» **SHORT TASK**:
Output only the lines that run from the line holding "Output a JSON" to the end of the entries, both ends included, and skip the pictures.

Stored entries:
────────────────────────────────────────

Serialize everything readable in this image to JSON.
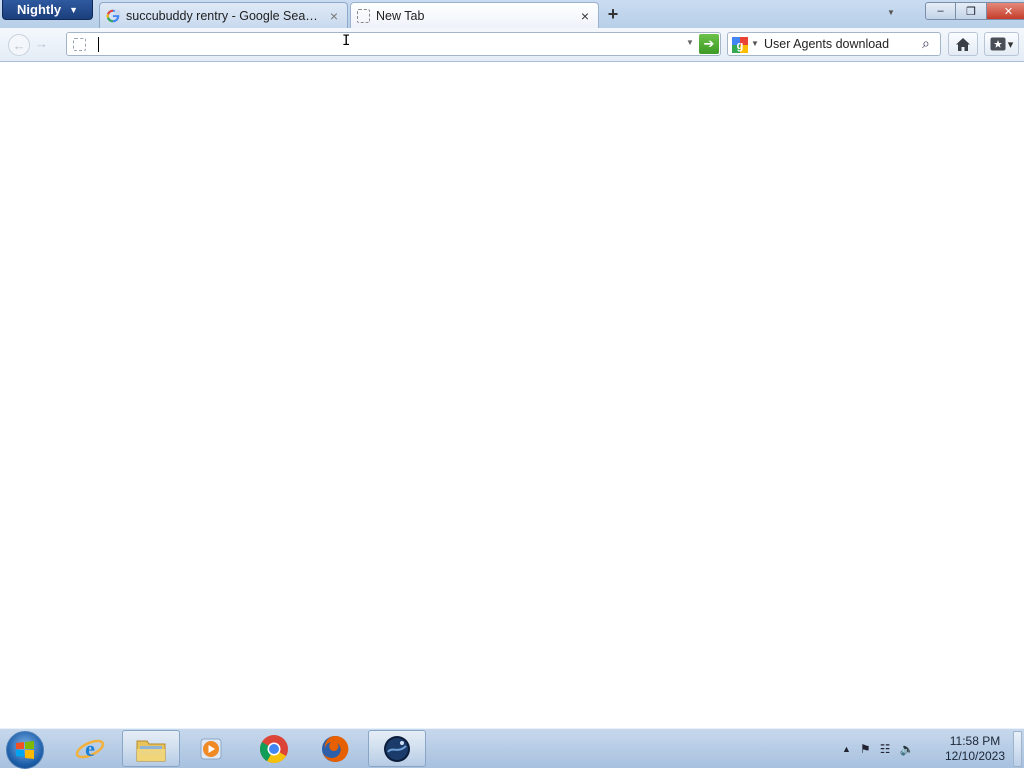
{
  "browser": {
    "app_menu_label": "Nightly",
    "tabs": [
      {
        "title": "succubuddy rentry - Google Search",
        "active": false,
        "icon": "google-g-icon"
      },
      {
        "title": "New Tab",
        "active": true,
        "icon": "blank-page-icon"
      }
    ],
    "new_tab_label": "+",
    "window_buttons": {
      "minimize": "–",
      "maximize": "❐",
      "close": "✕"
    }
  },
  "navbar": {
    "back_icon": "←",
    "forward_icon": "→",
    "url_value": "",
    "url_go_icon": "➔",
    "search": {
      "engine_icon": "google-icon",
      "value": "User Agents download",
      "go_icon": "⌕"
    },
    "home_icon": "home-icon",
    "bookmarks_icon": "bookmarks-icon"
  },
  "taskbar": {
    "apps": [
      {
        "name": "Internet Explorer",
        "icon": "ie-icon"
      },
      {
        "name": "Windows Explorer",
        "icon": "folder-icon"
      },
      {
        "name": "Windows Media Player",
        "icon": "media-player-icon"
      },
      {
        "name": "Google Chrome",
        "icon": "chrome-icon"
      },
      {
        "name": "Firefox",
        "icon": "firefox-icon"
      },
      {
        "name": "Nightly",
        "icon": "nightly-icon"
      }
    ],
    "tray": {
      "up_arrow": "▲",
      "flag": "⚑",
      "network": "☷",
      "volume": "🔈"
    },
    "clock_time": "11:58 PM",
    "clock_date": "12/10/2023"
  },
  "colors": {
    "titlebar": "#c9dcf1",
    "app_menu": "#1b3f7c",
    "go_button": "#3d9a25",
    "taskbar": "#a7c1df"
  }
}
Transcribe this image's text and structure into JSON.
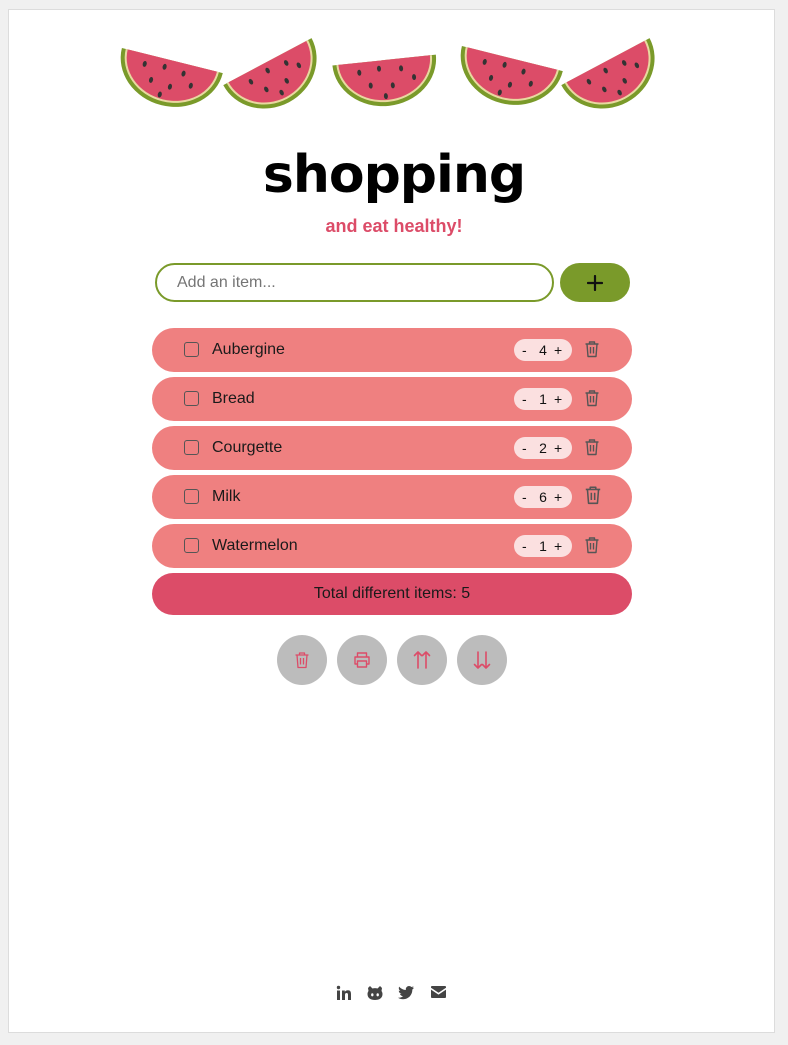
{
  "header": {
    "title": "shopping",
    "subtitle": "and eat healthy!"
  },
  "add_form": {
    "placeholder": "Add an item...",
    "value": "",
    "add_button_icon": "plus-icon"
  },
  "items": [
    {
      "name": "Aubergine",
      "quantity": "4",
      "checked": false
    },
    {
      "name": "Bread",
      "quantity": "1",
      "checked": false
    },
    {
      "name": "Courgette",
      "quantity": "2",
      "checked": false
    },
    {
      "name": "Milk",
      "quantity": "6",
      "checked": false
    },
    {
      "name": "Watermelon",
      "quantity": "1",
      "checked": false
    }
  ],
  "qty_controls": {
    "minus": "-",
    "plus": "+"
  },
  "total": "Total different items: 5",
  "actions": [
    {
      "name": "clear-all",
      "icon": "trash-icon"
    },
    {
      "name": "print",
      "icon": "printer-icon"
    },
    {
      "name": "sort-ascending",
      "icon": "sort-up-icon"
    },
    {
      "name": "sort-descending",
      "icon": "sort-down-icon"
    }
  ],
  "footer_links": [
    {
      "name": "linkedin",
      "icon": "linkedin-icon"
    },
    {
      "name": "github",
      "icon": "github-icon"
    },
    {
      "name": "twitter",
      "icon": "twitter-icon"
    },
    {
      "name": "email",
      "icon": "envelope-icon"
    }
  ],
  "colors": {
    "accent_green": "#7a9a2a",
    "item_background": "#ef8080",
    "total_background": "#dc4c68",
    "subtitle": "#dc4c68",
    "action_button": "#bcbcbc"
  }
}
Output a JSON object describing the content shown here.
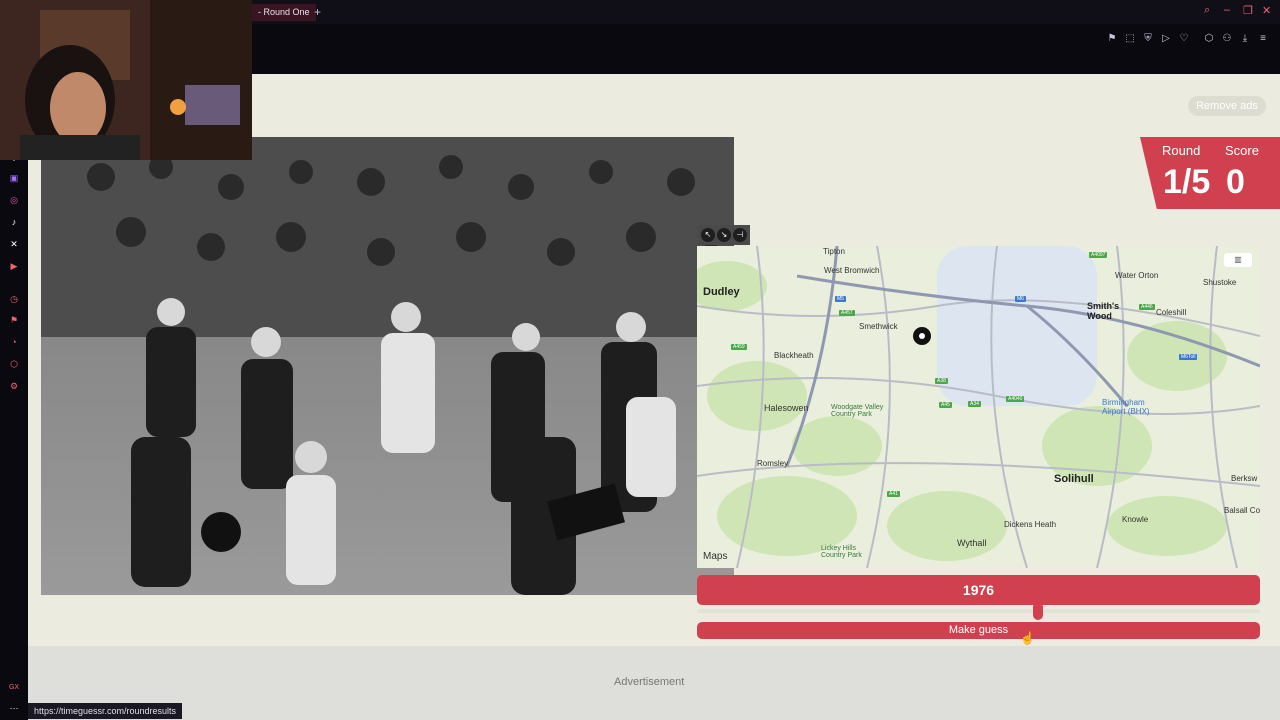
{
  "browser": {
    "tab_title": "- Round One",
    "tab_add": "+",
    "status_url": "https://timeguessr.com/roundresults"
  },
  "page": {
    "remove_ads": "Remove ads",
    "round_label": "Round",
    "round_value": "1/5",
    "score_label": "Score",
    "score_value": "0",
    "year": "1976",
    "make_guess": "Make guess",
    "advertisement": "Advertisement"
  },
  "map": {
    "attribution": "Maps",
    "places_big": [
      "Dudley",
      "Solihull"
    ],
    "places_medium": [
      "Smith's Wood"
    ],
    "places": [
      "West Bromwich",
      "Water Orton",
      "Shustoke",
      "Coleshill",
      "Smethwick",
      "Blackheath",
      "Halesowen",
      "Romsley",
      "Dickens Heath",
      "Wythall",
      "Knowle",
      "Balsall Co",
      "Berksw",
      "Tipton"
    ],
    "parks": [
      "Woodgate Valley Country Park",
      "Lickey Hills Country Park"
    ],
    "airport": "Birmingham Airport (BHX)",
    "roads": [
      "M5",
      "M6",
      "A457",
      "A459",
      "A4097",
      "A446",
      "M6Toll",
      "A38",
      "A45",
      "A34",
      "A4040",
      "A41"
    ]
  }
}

────────────────────────────────────────

» **COMPLETED EXERCISE**:
Output a JSON object describing the content shown here.
{
  "browser": {
    "tab_title": "- Round One",
    "tab_add": "+",
    "status_url": "https://timeguessr.com/roundresults"
  },
  "page": {
    "remove_ads": "Remove ads",
    "round_label": "Round",
    "round_value": "1/5",
    "score_label": "Score",
    "score_value": "0",
    "year": "1976",
    "make_guess": "Make guess",
    "advertisement": "Advertisement"
  },
  "map": {
    "attribution": "Maps",
    "places_big": [
      "Dudley",
      "Solihull"
    ],
    "places_medium": [
      "Smith's Wood"
    ],
    "places": [
      "West Bromwich",
      "Water Orton",
      "Shustoke",
      "Coleshill",
      "Smethwick",
      "Blackheath",
      "Halesowen",
      "Romsley",
      "Dickens Heath",
      "Wythall",
      "Knowle",
      "Balsall Co",
      "Berksw",
      "Tipton"
    ],
    "parks": [
      "Woodgate Valley Country Park",
      "Lickey Hills Country Park"
    ],
    "airport": "Birmingham Airport (BHX)",
    "roads": [
      "M5",
      "M6",
      "A457",
      "A459",
      "A4097",
      "A446",
      "M6Toll",
      "A38",
      "A45",
      "A34",
      "A4040",
      "A41"
    ]
  }
}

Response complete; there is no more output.